**GIVEN TASK**
Locate the string "Degrees" in the records below. Copy every line where it occurs.

Stored dataset items
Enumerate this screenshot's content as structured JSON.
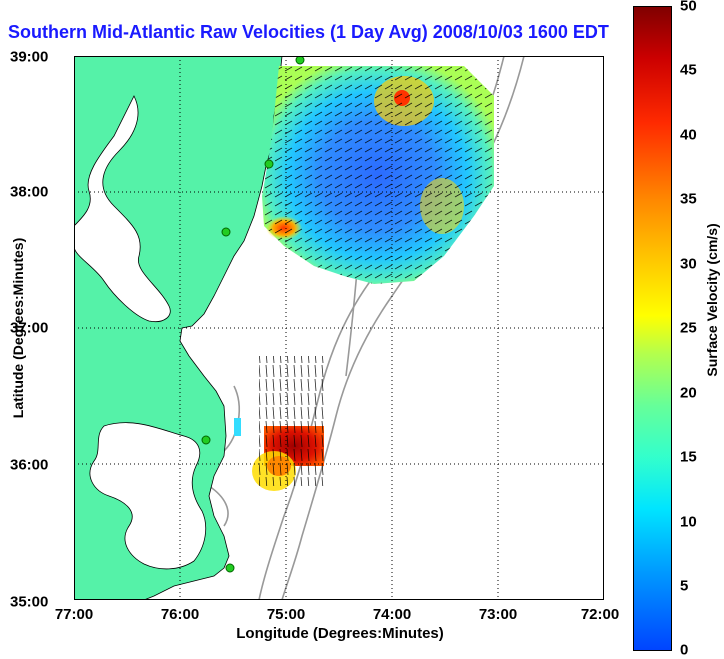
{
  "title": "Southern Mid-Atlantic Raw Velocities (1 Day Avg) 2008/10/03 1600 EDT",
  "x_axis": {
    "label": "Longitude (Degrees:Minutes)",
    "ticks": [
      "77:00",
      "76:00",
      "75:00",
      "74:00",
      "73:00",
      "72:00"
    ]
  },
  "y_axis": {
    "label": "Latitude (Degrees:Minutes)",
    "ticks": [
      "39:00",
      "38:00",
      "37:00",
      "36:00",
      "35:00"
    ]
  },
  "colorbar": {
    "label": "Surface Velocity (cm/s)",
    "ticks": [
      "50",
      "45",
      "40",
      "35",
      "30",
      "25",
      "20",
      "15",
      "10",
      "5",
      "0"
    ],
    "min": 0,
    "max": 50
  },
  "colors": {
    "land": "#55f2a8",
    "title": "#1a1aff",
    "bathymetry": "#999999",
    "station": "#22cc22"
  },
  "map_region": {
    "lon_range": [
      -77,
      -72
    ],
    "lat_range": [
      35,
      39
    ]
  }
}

---

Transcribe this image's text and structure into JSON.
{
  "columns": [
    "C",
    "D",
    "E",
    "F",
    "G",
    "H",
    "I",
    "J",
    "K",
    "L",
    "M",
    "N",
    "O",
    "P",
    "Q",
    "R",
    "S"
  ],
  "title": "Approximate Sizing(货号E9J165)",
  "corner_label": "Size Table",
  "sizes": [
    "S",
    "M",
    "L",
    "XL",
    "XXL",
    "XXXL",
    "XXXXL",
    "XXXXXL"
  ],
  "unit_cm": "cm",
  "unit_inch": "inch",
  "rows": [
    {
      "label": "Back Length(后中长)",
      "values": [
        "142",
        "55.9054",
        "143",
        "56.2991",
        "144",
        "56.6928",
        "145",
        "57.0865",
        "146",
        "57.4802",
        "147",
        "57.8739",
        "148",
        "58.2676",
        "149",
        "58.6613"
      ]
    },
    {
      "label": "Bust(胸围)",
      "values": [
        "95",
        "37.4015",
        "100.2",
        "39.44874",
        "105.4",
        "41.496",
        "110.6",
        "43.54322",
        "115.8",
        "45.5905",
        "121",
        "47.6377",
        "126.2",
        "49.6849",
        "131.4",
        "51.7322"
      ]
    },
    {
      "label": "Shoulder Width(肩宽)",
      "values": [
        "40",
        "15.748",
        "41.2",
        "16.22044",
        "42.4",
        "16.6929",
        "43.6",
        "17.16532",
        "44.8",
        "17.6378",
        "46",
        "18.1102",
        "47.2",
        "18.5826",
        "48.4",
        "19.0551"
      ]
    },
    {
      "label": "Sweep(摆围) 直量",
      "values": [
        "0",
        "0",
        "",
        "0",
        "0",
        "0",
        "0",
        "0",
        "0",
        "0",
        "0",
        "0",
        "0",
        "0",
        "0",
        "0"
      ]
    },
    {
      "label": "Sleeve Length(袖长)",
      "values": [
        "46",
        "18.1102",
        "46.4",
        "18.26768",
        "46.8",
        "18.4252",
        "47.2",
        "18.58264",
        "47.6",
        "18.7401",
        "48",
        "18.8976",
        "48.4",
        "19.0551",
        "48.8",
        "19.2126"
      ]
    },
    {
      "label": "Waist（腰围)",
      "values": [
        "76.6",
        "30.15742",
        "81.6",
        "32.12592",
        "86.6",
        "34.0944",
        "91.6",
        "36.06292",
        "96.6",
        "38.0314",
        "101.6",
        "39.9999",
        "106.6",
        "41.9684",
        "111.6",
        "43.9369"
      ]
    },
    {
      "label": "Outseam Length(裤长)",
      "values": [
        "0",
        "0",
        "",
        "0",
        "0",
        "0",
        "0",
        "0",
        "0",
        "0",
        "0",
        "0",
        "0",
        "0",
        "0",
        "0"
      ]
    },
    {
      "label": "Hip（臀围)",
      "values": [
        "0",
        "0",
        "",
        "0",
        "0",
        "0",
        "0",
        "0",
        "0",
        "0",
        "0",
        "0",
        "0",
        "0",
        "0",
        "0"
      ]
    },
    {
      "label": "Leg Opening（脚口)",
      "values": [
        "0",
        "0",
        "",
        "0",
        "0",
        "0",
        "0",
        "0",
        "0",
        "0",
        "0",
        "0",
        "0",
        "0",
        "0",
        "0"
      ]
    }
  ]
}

...

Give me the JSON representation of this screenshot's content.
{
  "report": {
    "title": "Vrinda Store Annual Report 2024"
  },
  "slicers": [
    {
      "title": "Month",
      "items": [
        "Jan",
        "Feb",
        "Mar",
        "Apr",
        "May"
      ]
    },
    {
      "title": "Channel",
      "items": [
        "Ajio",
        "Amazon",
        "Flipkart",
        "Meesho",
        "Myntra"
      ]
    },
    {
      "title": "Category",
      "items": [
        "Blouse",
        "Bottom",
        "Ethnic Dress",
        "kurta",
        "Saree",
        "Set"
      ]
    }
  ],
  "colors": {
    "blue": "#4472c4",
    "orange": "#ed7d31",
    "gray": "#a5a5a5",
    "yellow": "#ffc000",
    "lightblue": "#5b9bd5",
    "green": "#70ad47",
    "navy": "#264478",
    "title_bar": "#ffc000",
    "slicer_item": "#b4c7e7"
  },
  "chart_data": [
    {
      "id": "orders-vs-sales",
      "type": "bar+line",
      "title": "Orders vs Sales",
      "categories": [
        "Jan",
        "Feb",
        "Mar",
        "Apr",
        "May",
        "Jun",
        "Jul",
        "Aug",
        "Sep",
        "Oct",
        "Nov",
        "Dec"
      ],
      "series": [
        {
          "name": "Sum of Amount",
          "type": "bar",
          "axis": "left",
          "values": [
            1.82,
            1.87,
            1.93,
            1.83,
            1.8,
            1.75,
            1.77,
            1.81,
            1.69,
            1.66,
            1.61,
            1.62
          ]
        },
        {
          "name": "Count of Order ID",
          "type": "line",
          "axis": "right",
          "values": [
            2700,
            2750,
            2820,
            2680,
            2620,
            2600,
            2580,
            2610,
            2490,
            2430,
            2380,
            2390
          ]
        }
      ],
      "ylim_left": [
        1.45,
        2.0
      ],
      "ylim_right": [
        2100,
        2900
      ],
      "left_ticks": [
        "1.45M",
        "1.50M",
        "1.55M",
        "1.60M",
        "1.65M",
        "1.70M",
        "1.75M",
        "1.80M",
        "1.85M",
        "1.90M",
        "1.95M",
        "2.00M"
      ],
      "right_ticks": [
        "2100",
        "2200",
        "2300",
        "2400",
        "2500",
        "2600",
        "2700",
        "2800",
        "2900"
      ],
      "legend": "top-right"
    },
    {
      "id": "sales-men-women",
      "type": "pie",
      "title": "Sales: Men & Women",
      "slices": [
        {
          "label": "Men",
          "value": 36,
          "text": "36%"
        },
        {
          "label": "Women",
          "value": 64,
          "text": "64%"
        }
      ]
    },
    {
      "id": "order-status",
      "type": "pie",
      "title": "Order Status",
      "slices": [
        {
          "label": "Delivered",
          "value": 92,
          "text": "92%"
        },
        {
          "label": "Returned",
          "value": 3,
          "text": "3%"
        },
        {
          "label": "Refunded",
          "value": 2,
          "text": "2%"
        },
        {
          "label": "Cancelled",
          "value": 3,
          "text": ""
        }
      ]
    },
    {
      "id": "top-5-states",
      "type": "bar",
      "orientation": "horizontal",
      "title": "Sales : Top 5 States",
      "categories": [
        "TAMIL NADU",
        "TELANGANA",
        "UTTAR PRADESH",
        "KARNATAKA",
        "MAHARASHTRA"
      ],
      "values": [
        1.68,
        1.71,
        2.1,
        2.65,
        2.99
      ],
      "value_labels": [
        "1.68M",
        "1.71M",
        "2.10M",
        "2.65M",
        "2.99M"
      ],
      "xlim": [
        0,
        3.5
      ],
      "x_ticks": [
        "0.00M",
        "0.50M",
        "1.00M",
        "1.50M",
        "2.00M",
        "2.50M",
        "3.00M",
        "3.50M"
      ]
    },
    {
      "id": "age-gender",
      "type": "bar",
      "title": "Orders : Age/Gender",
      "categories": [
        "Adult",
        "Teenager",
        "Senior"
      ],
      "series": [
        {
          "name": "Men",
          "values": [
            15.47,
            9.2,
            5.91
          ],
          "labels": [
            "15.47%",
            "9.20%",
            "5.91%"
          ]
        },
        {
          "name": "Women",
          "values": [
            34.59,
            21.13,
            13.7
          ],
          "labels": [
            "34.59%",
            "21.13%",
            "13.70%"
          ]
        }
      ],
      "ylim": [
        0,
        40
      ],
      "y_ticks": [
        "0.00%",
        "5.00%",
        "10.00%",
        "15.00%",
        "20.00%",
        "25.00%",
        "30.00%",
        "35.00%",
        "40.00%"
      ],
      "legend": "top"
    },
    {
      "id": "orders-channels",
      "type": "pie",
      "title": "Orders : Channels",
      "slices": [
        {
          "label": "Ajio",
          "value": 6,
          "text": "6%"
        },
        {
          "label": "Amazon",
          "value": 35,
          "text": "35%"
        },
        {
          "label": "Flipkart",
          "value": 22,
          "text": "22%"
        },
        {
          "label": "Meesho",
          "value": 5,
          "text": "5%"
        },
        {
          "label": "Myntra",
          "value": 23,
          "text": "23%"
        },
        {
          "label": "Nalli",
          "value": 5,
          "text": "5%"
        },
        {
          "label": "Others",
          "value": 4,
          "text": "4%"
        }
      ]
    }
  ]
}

**ANSWER TO THE PROBLEM**
    "label": "Longitude (Degrees:Minutes)",
    "label": "Latitude (Degrees:Minutes)",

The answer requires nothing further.